Stored data
** Start **
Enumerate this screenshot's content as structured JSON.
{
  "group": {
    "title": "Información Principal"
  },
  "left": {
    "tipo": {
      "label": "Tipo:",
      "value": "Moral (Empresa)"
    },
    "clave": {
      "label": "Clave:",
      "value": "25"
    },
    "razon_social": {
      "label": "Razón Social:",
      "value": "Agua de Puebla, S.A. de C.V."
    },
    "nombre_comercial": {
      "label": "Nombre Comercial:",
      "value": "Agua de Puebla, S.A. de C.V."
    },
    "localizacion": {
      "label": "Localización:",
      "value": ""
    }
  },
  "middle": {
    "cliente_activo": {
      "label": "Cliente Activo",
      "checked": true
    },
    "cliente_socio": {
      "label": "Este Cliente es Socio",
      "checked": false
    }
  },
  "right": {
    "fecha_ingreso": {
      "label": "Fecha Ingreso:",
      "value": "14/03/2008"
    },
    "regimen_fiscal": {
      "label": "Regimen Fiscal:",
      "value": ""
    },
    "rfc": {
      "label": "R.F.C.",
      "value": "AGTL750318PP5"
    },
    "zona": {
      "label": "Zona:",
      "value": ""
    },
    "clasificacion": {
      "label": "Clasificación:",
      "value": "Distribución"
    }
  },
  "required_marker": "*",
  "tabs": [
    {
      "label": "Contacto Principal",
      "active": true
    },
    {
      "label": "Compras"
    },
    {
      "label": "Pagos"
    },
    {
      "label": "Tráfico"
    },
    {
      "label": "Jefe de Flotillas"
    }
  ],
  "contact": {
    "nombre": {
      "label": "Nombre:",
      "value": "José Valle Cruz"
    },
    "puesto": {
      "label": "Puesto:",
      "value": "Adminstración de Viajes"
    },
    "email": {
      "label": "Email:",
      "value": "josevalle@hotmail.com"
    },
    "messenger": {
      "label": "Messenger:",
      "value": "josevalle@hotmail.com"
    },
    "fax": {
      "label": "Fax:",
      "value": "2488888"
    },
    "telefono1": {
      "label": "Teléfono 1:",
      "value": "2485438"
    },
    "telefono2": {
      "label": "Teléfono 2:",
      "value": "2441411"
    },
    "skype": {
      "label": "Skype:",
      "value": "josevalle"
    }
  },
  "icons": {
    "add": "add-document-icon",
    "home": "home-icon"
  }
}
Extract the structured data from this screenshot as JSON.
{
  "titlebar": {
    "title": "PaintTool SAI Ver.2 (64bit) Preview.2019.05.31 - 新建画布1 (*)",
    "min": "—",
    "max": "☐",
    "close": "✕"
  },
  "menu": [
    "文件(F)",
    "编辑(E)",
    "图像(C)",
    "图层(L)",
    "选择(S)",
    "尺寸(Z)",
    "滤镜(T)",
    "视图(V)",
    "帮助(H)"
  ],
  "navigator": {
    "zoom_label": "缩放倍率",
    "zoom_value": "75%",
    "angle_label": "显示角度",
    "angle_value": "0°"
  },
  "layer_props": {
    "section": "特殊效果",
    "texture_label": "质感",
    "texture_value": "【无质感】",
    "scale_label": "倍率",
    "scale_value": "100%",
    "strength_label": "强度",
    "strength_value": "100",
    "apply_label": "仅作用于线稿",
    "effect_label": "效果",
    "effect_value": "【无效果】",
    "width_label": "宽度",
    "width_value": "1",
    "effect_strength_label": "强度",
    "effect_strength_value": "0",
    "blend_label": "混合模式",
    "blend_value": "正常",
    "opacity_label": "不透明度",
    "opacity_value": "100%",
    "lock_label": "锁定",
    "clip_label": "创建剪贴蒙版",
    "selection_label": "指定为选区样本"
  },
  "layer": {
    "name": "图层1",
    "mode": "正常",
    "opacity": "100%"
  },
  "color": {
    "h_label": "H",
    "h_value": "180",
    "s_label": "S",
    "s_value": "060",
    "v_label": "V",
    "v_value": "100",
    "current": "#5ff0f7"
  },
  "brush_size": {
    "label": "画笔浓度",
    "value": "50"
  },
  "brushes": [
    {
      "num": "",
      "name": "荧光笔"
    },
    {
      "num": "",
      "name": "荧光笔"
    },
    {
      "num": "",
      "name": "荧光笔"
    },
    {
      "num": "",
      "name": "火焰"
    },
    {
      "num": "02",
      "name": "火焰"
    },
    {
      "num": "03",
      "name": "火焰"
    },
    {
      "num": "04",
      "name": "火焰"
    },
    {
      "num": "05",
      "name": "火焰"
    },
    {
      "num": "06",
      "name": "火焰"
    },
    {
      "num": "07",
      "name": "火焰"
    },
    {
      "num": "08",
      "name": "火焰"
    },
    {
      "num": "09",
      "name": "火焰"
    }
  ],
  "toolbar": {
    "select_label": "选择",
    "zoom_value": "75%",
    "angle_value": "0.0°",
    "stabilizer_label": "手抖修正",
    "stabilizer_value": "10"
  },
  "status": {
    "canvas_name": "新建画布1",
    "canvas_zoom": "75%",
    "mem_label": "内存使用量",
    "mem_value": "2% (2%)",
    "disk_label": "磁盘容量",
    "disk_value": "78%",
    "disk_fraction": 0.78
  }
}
** End **
**Set exercise**
Retype each record exactly, leaving nothing out.

**Written solution**
Enumerate this screenshot's content as structured JSON.
{
  "group": {
    "title": "Información Principal"
  },
  "left": {
    "tipo": {
      "label": "Tipo:",
      "value": "Moral (Empresa)"
    },
    "clave": {
      "label": "Clave:",
      "value": "25"
    },
    "razon_social": {
      "label": "Razón Social:",
      "value": "Agua de Puebla, S.A. de C.V."
    },
    "nombre_comercial": {
      "label": "Nombre Comercial:",
      "value": "Agua de Puebla, S.A. de C.V."
    },
    "localizacion": {
      "label": "Localización:",
      "value": ""
    }
  },
  "middle": {
    "cliente_activo": {
      "label": "Cliente Activo",
      "checked": true
    },
    "cliente_socio": {
      "label": "Este Cliente es Socio",
      "checked": false
    }
  },
  "right": {
    "fecha_ingreso": {
      "label": "Fecha Ingreso:",
      "value": "14/03/2008"
    },
    "regimen_fiscal": {
      "label": "Regimen Fiscal:",
      "value": ""
    },
    "rfc": {
      "label": "R.F.C.",
      "value": "AGTL750318PP5"
    },
    "zona": {
      "label": "Zona:",
      "value": ""
    },
    "clasificacion": {
      "label": "Clasificación:",
      "value": "Distribución"
    }
  },
  "required_marker": "*",
  "tabs": [
    {
      "label": "Contacto Principal",
      "active": true
    },
    {
      "label": "Compras"
    },
    {
      "label": "Pagos"
    },
    {
      "label": "Tráfico"
    },
    {
      "label": "Jefe de Flotillas"
    }
  ],
  "contact": {
    "nombre": {
      "label": "Nombre:",
      "value": "José Valle Cruz"
    },
    "puesto": {
      "label": "Puesto:",
      "value": "Adminstración de Viajes"
    },
    "email": {
      "label": "Email:",
      "value": "josevalle@hotmail.com"
    },
    "messenger": {
      "label": "Messenger:",
      "value": "josevalle@hotmail.com"
    },
    "fax": {
      "label": "Fax:",
      "value": "2488888"
    },
    "telefono1": {
      "label": "Teléfono 1:",
      "value": "2485438"
    },
    "telefono2": {
      "label": "Teléfono 2:",
      "value": "2441411"
    },
    "skype": {
      "label": "Skype:",
      "value": "josevalle"
    }
  },
  "icons": {
    "add": "add-document-icon",
    "home": "home-icon"
  }
}
Extract the structured data from this screenshot as JSON.
{
  "titlebar": {
    "title": "PaintTool SAI Ver.2 (64bit) Preview.2019.05.31 - 新建画布1 (*)",
    "min": "—",
    "max": "☐",
    "close": "✕"
  },
  "menu": [
    "文件(F)",
    "编辑(E)",
    "图像(C)",
    "图层(L)",
    "选择(S)",
    "尺寸(Z)",
    "滤镜(T)",
    "视图(V)",
    "帮助(H)"
  ],
  "navigator": {
    "zoom_label": "缩放倍率",
    "zoom_value": "75%",
    "angle_label": "显示角度",
    "angle_value": "0°"
  },
  "layer_props": {
    "section": "特殊效果",
    "texture_label": "质感",
    "texture_value": "【无质感】",
    "scale_label": "倍率",
    "scale_value": "100%",
    "strength_label": "强度",
    "strength_value": "100",
    "apply_label": "仅作用于线稿",
    "effect_label": "效果",
    "effect_value": "【无效果】",
    "width_label": "宽度",
    "width_value": "1",
    "effect_strength_label": "强度",
    "effect_strength_value": "0",
    "blend_label": "混合模式",
    "blend_value": "正常",
    "opacity_label": "不透明度",
    "opacity_value": "100%",
    "lock_label": "锁定",
    "clip_label": "创建剪贴蒙版",
    "selection_label": "指定为选区样本"
  },
  "layer": {
    "name": "图层1",
    "mode": "正常",
    "opacity": "100%"
  },
  "color": {
    "h_label": "H",
    "h_value": "180",
    "s_label": "S",
    "s_value": "060",
    "v_label": "V",
    "v_value": "100",
    "current": "#5ff0f7"
  },
  "brush_size": {
    "label": "画笔浓度",
    "value": "50"
  },
  "brushes": [
    {
      "num": "",
      "name": "荧光笔"
    },
    {
      "num": "",
      "name": "荧光笔"
    },
    {
      "num": "",
      "name": "荧光笔"
    },
    {
      "num": "",
      "name": "火焰"
    },
    {
      "num": "02",
      "name": "火焰"
    },
    {
      "num": "03",
      "name": "火焰"
    },
    {
      "num": "04",
      "name": "火焰"
    },
    {
      "num": "05",
      "name": "火焰"
    },
    {
      "num": "06",
      "name": "火焰"
    },
    {
      "num": "07",
      "name": "火焰"
    },
    {
      "num": "08",
      "name": "火焰"
    },
    {
      "num": "09",
      "name": "火焰"
    }
  ],
  "toolbar": {
    "select_label": "选择",
    "zoom_value": "75%",
    "angle_value": "0.0°",
    "stabilizer_label": "手抖修正",
    "stabilizer_value": "10"
  },
  "status": {
    "canvas_name": "新建画布1",
    "canvas_zoom": "75%",
    "mem_label": "内存使用量",
    "mem_value": "2% (2%)",
    "disk_label": "磁盘容量",
    "disk_value": "78%",
    "disk_fraction": 0.78
  }
}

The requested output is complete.